Given request
Repeat every line below exactly as it reads.

Task input
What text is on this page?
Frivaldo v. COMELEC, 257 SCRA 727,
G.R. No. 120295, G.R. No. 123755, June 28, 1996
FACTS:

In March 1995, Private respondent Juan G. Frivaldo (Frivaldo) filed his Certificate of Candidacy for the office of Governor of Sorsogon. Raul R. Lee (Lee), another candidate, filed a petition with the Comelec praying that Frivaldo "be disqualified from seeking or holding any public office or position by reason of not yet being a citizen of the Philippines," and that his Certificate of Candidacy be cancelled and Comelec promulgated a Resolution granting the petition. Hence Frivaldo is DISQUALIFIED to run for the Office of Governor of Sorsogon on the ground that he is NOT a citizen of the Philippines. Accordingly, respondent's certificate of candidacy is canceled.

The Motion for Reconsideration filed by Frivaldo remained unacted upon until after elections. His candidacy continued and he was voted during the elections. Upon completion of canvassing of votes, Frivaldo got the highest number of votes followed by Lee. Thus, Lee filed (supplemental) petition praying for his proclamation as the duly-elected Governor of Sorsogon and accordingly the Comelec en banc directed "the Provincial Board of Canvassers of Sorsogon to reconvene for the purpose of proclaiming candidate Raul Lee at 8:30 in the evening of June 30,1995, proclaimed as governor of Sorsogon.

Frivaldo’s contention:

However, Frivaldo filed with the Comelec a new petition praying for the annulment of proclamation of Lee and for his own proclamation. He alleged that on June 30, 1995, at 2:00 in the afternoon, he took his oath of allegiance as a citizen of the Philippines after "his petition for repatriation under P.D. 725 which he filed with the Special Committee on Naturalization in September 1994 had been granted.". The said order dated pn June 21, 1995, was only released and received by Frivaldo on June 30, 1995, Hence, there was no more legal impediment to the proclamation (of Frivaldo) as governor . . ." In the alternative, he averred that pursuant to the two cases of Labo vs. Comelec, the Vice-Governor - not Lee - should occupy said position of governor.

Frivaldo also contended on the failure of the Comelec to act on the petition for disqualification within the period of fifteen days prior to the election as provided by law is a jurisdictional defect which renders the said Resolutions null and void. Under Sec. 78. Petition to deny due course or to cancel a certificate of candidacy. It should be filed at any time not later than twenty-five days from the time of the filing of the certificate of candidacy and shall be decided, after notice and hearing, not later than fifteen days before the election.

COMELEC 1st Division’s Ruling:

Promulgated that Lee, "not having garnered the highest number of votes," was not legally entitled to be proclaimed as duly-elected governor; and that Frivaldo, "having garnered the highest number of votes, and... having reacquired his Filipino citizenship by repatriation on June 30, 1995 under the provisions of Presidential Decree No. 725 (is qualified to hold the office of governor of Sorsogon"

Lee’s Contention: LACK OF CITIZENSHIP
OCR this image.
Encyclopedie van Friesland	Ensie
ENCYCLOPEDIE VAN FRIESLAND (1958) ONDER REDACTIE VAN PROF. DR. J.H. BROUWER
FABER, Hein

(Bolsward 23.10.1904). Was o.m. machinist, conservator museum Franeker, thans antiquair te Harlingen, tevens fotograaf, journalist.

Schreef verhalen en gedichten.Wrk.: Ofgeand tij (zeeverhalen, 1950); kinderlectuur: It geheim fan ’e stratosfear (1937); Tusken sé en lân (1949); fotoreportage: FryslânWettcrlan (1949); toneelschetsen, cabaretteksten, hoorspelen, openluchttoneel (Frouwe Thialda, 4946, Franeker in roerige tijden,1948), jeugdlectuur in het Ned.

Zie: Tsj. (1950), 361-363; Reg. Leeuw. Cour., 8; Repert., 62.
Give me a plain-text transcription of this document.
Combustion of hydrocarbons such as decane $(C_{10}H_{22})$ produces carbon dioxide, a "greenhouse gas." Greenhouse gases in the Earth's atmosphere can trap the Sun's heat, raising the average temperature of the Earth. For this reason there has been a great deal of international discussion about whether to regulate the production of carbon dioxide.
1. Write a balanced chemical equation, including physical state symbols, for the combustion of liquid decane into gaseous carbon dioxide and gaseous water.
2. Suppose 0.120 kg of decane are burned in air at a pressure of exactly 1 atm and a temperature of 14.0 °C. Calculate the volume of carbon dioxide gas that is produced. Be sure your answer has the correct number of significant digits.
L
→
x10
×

Result for this exercise
What text is on this page?
Frivaldo v. COMELEC, 257 SCRA 727,
G.R. No. 120295, G.R. No. 123755, June 28, 1996
FACTS:

In March 1995, Private respondent Juan G. Frivaldo (Frivaldo) filed his Certificate of Candidacy for the office of Governor of Sorsogon. Raul R. Lee (Lee), another candidate, filed a petition with the Comelec praying that Frivaldo "be disqualified from seeking or holding any public office or position by reason of not yet being a citizen of the Philippines," and that his Certificate of Candidacy be cancelled and Comelec promulgated a Resolution granting the petition. Hence Frivaldo is DISQUALIFIED to run for the Office of Governor of Sorsogon on the ground that he is NOT a citizen of the Philippines. Accordingly, respondent's certificate of candidacy is canceled.

The Motion for Reconsideration filed by Frivaldo remained unacted upon until after elections. His candidacy continued and he was voted during the elections. Upon completion of canvassing of votes, Frivaldo got the highest number of votes followed by Lee. Thus, Lee filed (supplemental) petition praying for his proclamation as the duly-elected Governor of Sorsogon and accordingly the Comelec en banc directed "the Provincial Board of Canvassers of Sorsogon to reconvene for the purpose of proclaiming candidate Raul Lee at 8:30 in the evening of June 30,1995, proclaimed as governor of Sorsogon.

Frivaldo’s contention:

However, Frivaldo filed with the Comelec a new petition praying for the annulment of proclamation of Lee and for his own proclamation. He alleged that on June 30, 1995, at 2:00 in the afternoon, he took his oath of allegiance as a citizen of the Philippines after "his petition for repatriation under P.D. 725 which he filed with the Special Committee on Naturalization in September 1994 had been granted.". The said order dated pn June 21, 1995, was only released and received by Frivaldo on June 30, 1995, Hence, there was no more legal impediment to the proclamation (of Frivaldo) as governor . . ." In the alternative, he averred that pursuant to the two cases of Labo vs. Comelec, the Vice-Governor - not Lee - should occupy said position of governor.

Frivaldo also contended on the failure of the Comelec to act on the petition for disqualification within the period of fifteen days prior to the election as provided by law is a jurisdictional defect which renders the said Resolutions null and void. Under Sec. 78. Petition to deny due course or to cancel a certificate of candidacy. It should be filed at any time not later than twenty-five days from the time of the filing of the certificate of candidacy and shall be decided, after notice and hearing, not later than fifteen days before the election.

COMELEC 1st Division’s Ruling:

Promulgated that Lee, "not having garnered the highest number of votes," was not legally entitled to be proclaimed as duly-elected governor; and that Frivaldo, "having garnered the highest number of votes, and... having reacquired his Filipino citizenship by repatriation on June 30, 1995 under the provisions of Presidential Decree No. 725 (is qualified to hold the office of governor of Sorsogon"

Lee’s Contention: LACK OF CITIZENSHIP
OCR this image.
Encyclopedie van Friesland	Ensie
ENCYCLOPEDIE VAN FRIESLAND (1958) ONDER REDACTIE VAN PROF. DR. J.H. BROUWER
FABER, Hein

(Bolsward 23.10.1904). Was o.m. machinist, conservator museum Franeker, thans antiquair te Harlingen, tevens fotograaf, journalist.

Schreef verhalen en gedichten.Wrk.: Ofgeand tij (zeeverhalen, 1950); kinderlectuur: It geheim fan ’e stratosfear (1937); Tusken sé en lân (1949); fotoreportage: FryslânWettcrlan (1949); toneelschetsen, cabaretteksten, hoorspelen, openluchttoneel (Frouwe Thialda, 4946, Franeker in roerige tijden,1948), jeugdlectuur in het Ned.

Zie: Tsj. (1950), 361-363; Reg. Leeuw. Cour., 8; Repert., 62.
Give me a plain-text transcription of this document.
Combustion of hydrocarbons such as decane $(C_{10}H_{22})$ produces carbon dioxide, a "greenhouse gas." Greenhouse gases in the Earth's atmosphere can trap the Sun's heat, raising the average temperature of the Earth. For this reason there has been a great deal of international discussion about whether to regulate the production of carbon dioxide.
1. Write a balanced chemical equation, including physical state symbols, for the combustion of liquid decane into gaseous carbon dioxide and gaseous water.
2. Suppose 0.120 kg of decane are burned in air at a pressure of exactly 1 atm and a temperature of 14.0 °C. Calculate the volume of carbon dioxide gas that is produced. Be sure your answer has the correct number of significant digits.
L
→
x10
×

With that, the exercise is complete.